**Exercise objective:**
Each entry should be quoted word for word, including every mark of punctuation.

**Record list:**
# # # #
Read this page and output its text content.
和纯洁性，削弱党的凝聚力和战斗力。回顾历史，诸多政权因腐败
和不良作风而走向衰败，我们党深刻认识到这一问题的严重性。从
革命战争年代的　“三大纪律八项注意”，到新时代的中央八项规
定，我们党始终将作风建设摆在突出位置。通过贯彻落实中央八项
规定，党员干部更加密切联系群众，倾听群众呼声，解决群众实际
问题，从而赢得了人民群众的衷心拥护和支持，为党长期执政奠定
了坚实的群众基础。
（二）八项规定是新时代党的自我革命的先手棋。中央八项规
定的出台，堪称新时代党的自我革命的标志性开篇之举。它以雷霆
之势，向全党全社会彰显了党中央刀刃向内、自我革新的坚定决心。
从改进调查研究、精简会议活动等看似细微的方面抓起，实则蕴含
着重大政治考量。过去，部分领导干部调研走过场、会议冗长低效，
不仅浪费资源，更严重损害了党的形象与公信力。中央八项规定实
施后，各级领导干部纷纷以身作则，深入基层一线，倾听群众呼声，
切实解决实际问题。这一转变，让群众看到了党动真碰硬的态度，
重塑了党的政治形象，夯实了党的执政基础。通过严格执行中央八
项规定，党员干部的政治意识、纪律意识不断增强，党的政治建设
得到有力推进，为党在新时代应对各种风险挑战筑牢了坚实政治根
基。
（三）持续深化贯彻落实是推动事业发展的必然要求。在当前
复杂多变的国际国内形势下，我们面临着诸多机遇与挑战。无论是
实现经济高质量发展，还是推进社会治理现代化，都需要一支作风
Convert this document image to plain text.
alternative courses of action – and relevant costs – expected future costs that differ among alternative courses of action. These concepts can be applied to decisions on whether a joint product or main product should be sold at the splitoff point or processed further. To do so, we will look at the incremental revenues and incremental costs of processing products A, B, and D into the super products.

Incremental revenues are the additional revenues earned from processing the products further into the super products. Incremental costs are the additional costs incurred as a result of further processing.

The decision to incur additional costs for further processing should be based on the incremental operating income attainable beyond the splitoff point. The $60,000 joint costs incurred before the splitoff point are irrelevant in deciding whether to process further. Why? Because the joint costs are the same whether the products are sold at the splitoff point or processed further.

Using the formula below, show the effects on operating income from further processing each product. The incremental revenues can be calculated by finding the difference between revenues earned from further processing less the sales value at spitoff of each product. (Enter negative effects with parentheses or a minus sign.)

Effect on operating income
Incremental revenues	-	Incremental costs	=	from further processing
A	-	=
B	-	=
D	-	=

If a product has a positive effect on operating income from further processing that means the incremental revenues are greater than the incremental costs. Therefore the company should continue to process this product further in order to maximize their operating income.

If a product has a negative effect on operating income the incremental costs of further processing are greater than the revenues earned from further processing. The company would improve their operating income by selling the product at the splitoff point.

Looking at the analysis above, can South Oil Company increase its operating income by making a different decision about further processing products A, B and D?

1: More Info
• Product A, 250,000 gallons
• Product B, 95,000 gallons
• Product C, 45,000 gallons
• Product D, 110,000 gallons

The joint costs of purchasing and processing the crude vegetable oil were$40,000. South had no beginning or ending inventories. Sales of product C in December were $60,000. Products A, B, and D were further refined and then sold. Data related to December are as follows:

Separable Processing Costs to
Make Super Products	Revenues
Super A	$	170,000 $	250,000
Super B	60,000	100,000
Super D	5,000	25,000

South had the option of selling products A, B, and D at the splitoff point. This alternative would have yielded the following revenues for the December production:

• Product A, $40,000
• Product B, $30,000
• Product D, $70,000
# # # #
**Response below:**
Read this page and output its text content.
和纯洁性，削弱党的凝聚力和战斗力。回顾历史，诸多政权因腐败
和不良作风而走向衰败，我们党深刻认识到这一问题的严重性。从
革命战争年代的　“三大纪律八项注意”，到新时代的中央八项规
定，我们党始终将作风建设摆在突出位置。通过贯彻落实中央八项
规定，党员干部更加密切联系群众，倾听群众呼声，解决群众实际
问题，从而赢得了人民群众的衷心拥护和支持，为党长期执政奠定
了坚实的群众基础。
（二）八项规定是新时代党的自我革命的先手棋。中央八项规
定的出台，堪称新时代党的自我革命的标志性开篇之举。它以雷霆
之势，向全党全社会彰显了党中央刀刃向内、自我革新的坚定决心。
从改进调查研究、精简会议活动等看似细微的方面抓起，实则蕴含
着重大政治考量。过去，部分领导干部调研走过场、会议冗长低效，
不仅浪费资源，更严重损害了党的形象与公信力。中央八项规定实
施后，各级领导干部纷纷以身作则，深入基层一线，倾听群众呼声，
切实解决实际问题。这一转变，让群众看到了党动真碰硬的态度，
重塑了党的政治形象，夯实了党的执政基础。通过严格执行中央八
项规定，党员干部的政治意识、纪律意识不断增强，党的政治建设
得到有力推进，为党在新时代应对各种风险挑战筑牢了坚实政治根
基。
（三）持续深化贯彻落实是推动事业发展的必然要求。在当前
复杂多变的国际国内形势下，我们面临着诸多机遇与挑战。无论是
实现经济高质量发展，还是推进社会治理现代化，都需要一支作风
Convert this document image to plain text.
alternative courses of action – and relevant costs – expected future costs that differ among alternative courses of action. These concepts can be applied to decisions on whether a joint product or main product should be sold at the splitoff point or processed further. To do so, we will look at the incremental revenues and incremental costs of processing products A, B, and D into the super products.

Incremental revenues are the additional revenues earned from processing the products further into the super products. Incremental costs are the additional costs incurred as a result of further processing.

The decision to incur additional costs for further processing should be based on the incremental operating income attainable beyond the splitoff point. The $60,000 joint costs incurred before the splitoff point are irrelevant in deciding whether to process further. Why? Because the joint costs are the same whether the products are sold at the splitoff point or processed further.

Using the formula below, show the effects on operating income from further processing each product. The incremental revenues can be calculated by finding the difference between revenues earned from further processing less the sales value at spitoff of each product. (Enter negative effects with parentheses or a minus sign.)

Effect on operating income
Incremental revenues	-	Incremental costs	=	from further processing
A	-	=
B	-	=
D	-	=

If a product has a positive effect on operating income from further processing that means the incremental revenues are greater than the incremental costs. Therefore the company should continue to process this product further in order to maximize their operating income.

If a product has a negative effect on operating income the incremental costs of further processing are greater than the revenues earned from further processing. The company would improve their operating income by selling the product at the splitoff point.

Looking at the analysis above, can South Oil Company increase its operating income by making a different decision about further processing products A, B and D?

1: More Info
• Product A, 250,000 gallons
• Product B, 95,000 gallons
• Product C, 45,000 gallons
• Product D, 110,000 gallons

The joint costs of purchasing and processing the crude vegetable oil were$40,000. South had no beginning or ending inventories. Sales of product C in December were $60,000. Products A, B, and D were further refined and then sold. Data related to December are as follows:

Separable Processing Costs to
Make Super Products	Revenues
Super A	$	170,000 $	250,000
Super B	60,000	100,000
Super D	5,000	25,000

South had the option of selling products A, B, and D at the splitoff point. This alternative would have yielded the following revenues for the December production:

• Product A, $40,000
• Product B, $30,000
• Product D, $70,000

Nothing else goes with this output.